#### [Records from a data source]
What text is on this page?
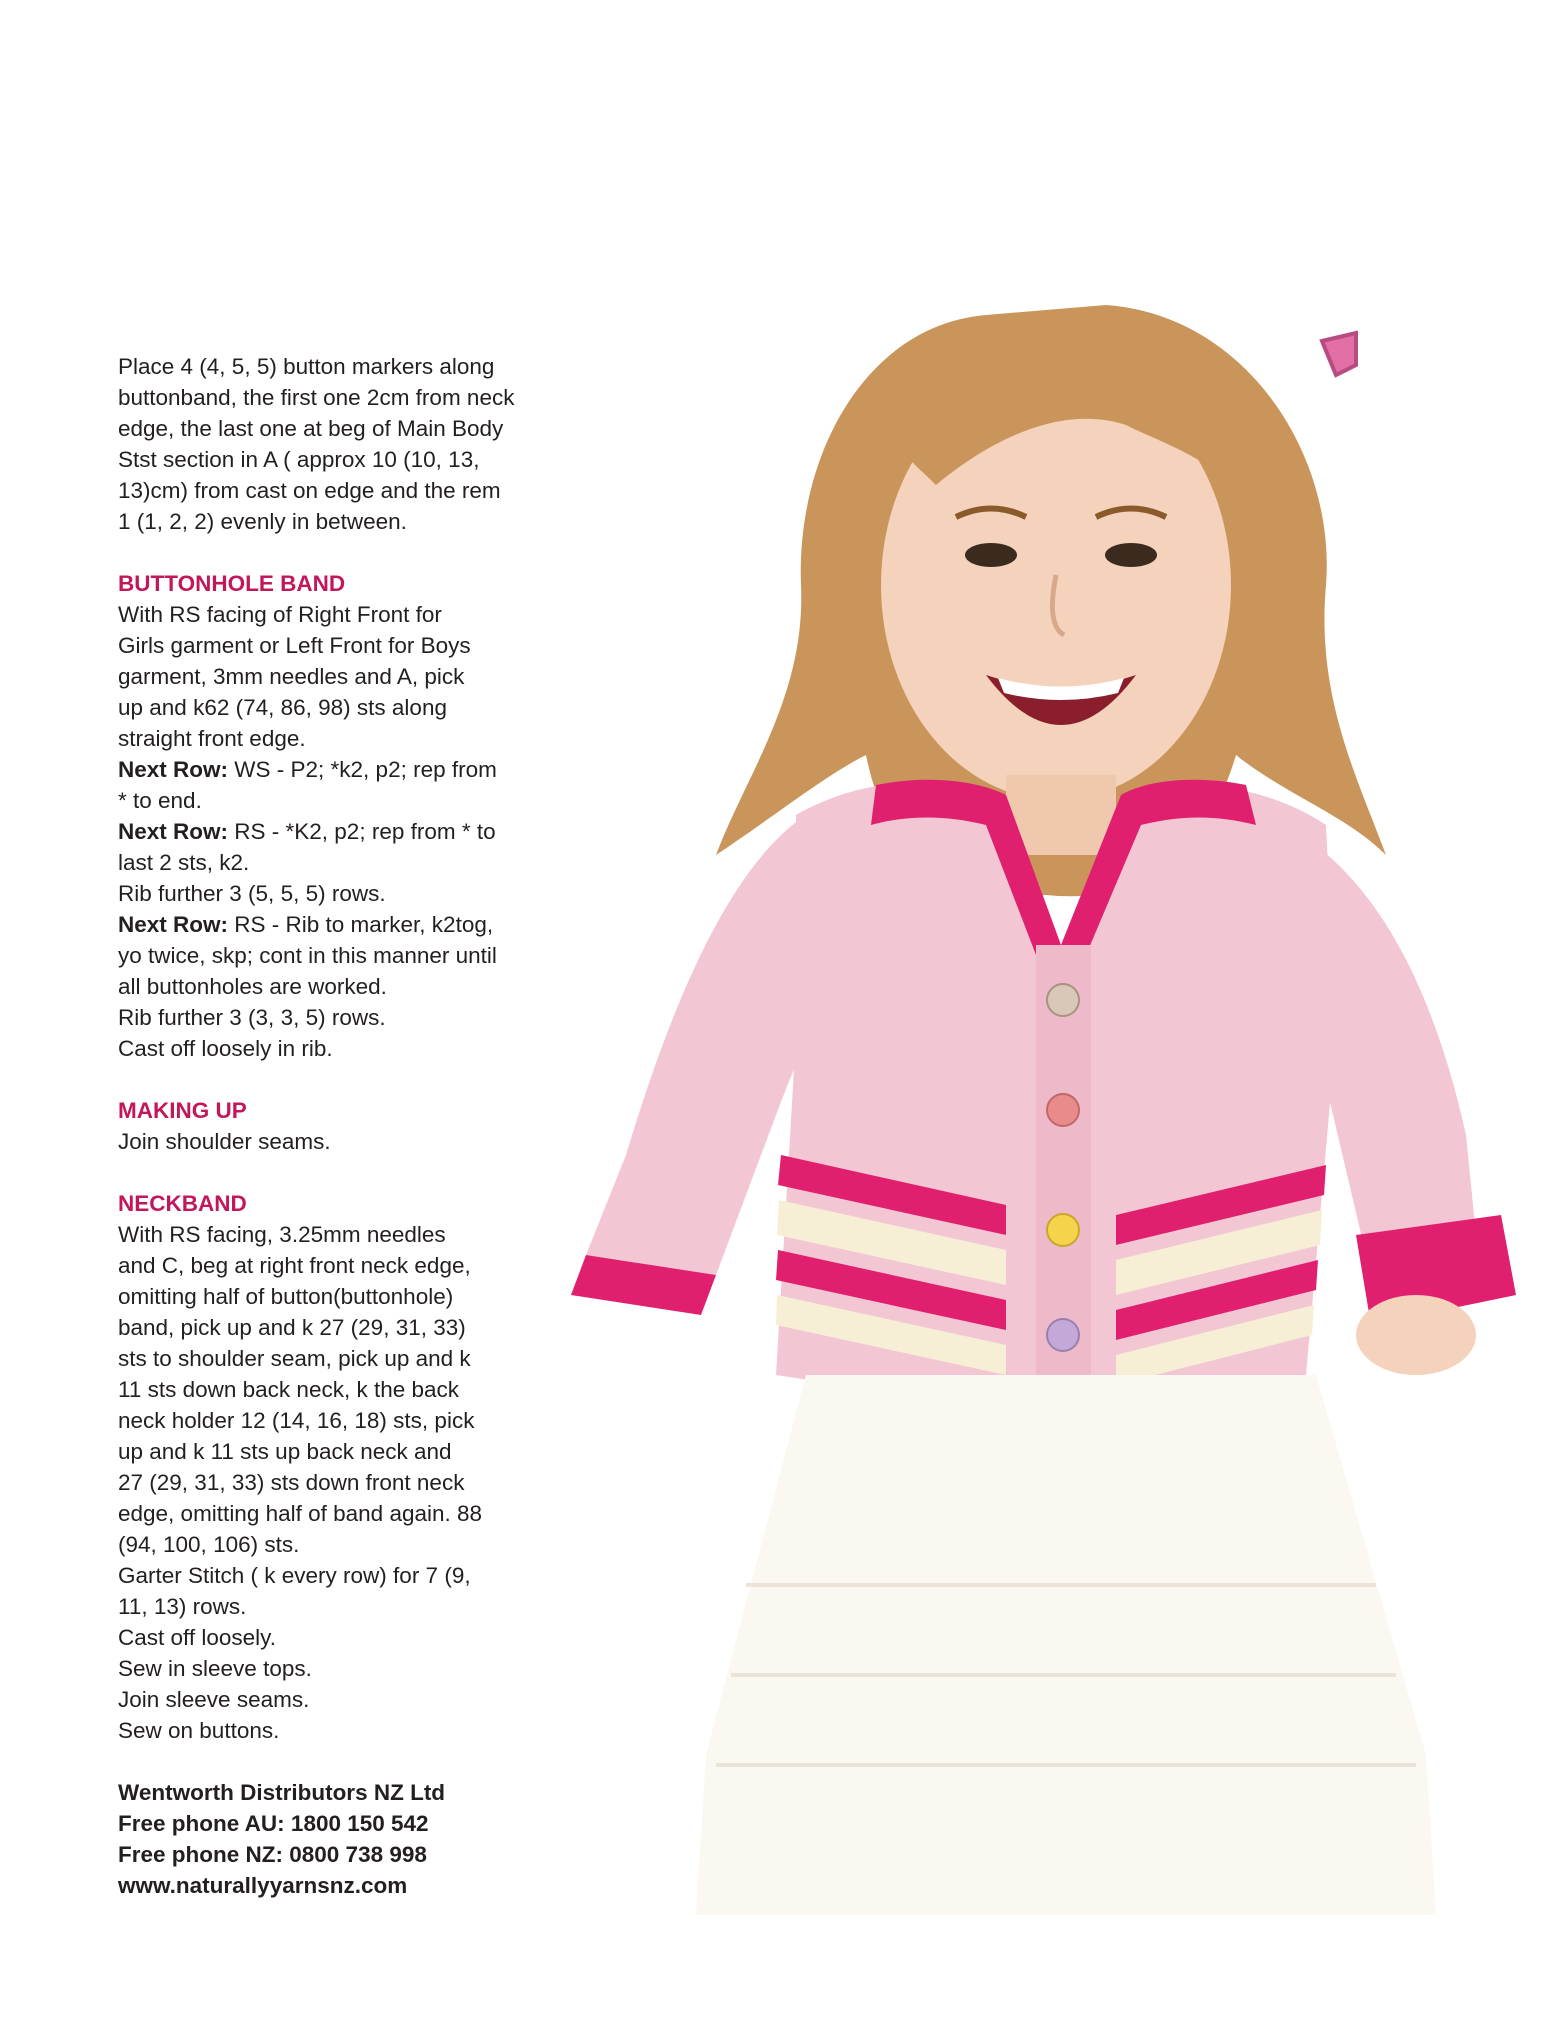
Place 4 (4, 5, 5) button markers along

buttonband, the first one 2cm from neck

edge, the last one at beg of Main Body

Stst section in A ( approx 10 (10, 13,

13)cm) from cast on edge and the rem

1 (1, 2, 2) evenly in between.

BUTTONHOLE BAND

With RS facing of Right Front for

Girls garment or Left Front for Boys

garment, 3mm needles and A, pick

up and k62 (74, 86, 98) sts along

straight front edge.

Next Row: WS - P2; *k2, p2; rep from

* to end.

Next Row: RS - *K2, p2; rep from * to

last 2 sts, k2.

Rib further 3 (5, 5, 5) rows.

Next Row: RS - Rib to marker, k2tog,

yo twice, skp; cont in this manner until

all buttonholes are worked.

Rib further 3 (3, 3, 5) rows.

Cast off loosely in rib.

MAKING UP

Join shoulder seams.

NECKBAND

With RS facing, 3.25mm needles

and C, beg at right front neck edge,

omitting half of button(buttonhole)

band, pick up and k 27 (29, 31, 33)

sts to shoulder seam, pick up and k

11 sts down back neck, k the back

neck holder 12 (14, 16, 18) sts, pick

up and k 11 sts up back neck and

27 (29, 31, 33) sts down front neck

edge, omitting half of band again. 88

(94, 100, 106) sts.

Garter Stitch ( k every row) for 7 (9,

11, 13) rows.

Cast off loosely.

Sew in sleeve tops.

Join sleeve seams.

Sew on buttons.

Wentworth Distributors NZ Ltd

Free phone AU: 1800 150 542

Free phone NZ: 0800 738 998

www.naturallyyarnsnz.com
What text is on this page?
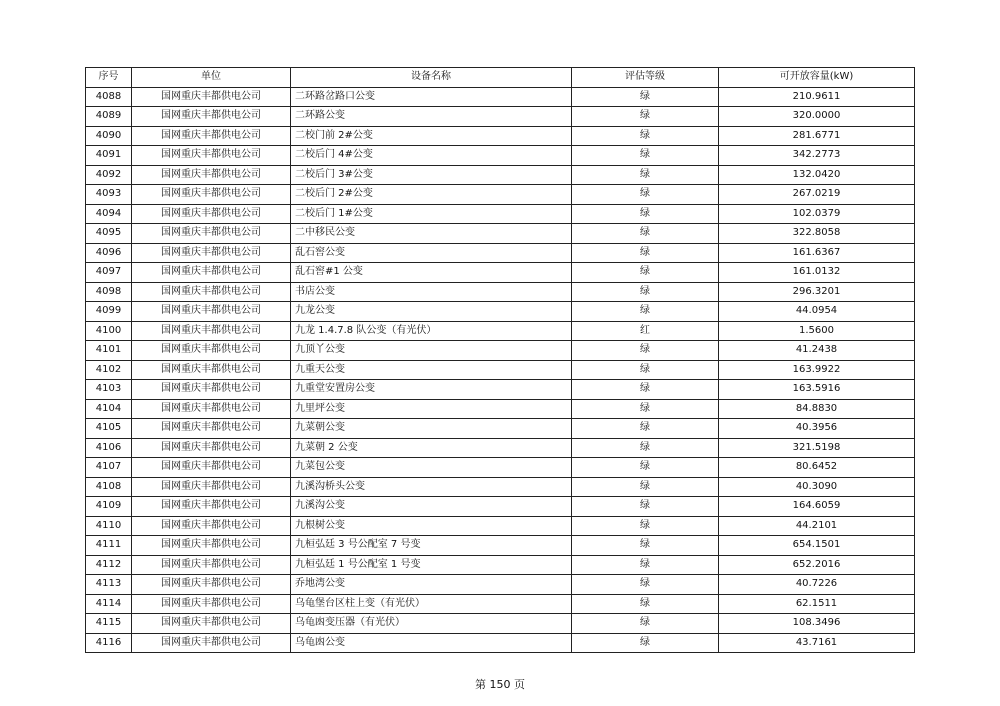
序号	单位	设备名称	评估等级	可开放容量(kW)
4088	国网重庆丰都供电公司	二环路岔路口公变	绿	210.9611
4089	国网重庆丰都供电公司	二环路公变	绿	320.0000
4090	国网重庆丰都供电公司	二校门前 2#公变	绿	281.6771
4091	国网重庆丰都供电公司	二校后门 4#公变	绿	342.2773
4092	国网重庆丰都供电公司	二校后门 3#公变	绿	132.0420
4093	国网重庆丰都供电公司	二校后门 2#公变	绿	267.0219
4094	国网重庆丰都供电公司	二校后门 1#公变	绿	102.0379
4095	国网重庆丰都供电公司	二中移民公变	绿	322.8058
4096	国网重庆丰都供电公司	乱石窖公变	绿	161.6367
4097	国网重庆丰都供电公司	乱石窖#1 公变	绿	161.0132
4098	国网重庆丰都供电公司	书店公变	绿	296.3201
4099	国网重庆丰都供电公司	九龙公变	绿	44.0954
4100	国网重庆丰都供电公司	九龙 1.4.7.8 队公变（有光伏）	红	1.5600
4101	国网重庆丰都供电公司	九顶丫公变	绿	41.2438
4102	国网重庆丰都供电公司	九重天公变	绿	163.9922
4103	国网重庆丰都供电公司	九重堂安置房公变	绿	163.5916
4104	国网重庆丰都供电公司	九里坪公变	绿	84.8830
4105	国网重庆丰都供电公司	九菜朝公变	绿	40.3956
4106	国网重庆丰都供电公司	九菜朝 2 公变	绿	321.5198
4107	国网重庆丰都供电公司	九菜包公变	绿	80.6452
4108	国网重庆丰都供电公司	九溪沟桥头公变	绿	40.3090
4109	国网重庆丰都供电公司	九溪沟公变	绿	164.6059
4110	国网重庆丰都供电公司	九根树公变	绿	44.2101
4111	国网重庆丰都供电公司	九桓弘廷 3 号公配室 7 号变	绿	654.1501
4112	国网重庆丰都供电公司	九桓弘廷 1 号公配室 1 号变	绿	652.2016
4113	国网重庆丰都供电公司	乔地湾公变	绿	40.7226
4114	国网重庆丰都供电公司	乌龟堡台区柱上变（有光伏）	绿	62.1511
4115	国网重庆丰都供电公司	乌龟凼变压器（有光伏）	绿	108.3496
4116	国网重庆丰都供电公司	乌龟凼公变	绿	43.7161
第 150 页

#### [Written request]
Copy the records exactly. Skip the pictures.

#### [Task output]
What text is on this page?
Place 4 (4, 5, 5) button markers along

buttonband, the first one 2cm from neck

edge, the last one at beg of Main Body

Stst section in A ( approx 10 (10, 13,

13)cm) from cast on edge and the rem

1 (1, 2, 2) evenly in between.

BUTTONHOLE BAND

With RS facing of Right Front for

Girls garment or Left Front for Boys

garment, 3mm needles and A, pick

up and k62 (74, 86, 98) sts along

straight front edge.

Next Row: WS - P2; *k2, p2; rep from

* to end.

Next Row: RS - *K2, p2; rep from * to

last 2 sts, k2.

Rib further 3 (5, 5, 5) rows.

Next Row: RS - Rib to marker, k2tog,

yo twice, skp; cont in this manner until

all buttonholes are worked.

Rib further 3 (3, 3, 5) rows.

Cast off loosely in rib.

MAKING UP

Join shoulder seams.

NECKBAND

With RS facing, 3.25mm needles

and C, beg at right front neck edge,

omitting half of button(buttonhole)

band, pick up and k 27 (29, 31, 33)

sts to shoulder seam, pick up and k

11 sts down back neck, k the back

neck holder 12 (14, 16, 18) sts, pick

up and k 11 sts up back neck and

27 (29, 31, 33) sts down front neck

edge, omitting half of band again. 88

(94, 100, 106) sts.

Garter Stitch ( k every row) for 7 (9,

11, 13) rows.

Cast off loosely.

Sew in sleeve tops.

Join sleeve seams.

Sew on buttons.

Wentworth Distributors NZ Ltd

Free phone AU: 1800 150 542

Free phone NZ: 0800 738 998

www.naturallyyarnsnz.com
What text is on this page?
序号	单位	设备名称	评估等级	可开放容量(kW)
4088	国网重庆丰都供电公司	二环路岔路口公变	绿	210.9611
4089	国网重庆丰都供电公司	二环路公变	绿	320.0000
4090	国网重庆丰都供电公司	二校门前 2#公变	绿	281.6771
4091	国网重庆丰都供电公司	二校后门 4#公变	绿	342.2773
4092	国网重庆丰都供电公司	二校后门 3#公变	绿	132.0420
4093	国网重庆丰都供电公司	二校后门 2#公变	绿	267.0219
4094	国网重庆丰都供电公司	二校后门 1#公变	绿	102.0379
4095	国网重庆丰都供电公司	二中移民公变	绿	322.8058
4096	国网重庆丰都供电公司	乱石窖公变	绿	161.6367
4097	国网重庆丰都供电公司	乱石窖#1 公变	绿	161.0132
4098	国网重庆丰都供电公司	书店公变	绿	296.3201
4099	国网重庆丰都供电公司	九龙公变	绿	44.0954
4100	国网重庆丰都供电公司	九龙 1.4.7.8 队公变（有光伏）	红	1.5600
4101	国网重庆丰都供电公司	九顶丫公变	绿	41.2438
4102	国网重庆丰都供电公司	九重天公变	绿	163.9922
4103	国网重庆丰都供电公司	九重堂安置房公变	绿	163.5916
4104	国网重庆丰都供电公司	九里坪公变	绿	84.8830
4105	国网重庆丰都供电公司	九菜朝公变	绿	40.3956
4106	国网重庆丰都供电公司	九菜朝 2 公变	绿	321.5198
4107	国网重庆丰都供电公司	九菜包公变	绿	80.6452
4108	国网重庆丰都供电公司	九溪沟桥头公变	绿	40.3090
4109	国网重庆丰都供电公司	九溪沟公变	绿	164.6059
4110	国网重庆丰都供电公司	九根树公变	绿	44.2101
4111	国网重庆丰都供电公司	九桓弘廷 3 号公配室 7 号变	绿	654.1501
4112	国网重庆丰都供电公司	九桓弘廷 1 号公配室 1 号变	绿	652.2016
4113	国网重庆丰都供电公司	乔地湾公变	绿	40.7226
4114	国网重庆丰都供电公司	乌龟堡台区柱上变（有光伏）	绿	62.1511
4115	国网重庆丰都供电公司	乌龟凼变压器（有光伏）	绿	108.3496
4116	国网重庆丰都供电公司	乌龟凼公变	绿	43.7161
第 150 页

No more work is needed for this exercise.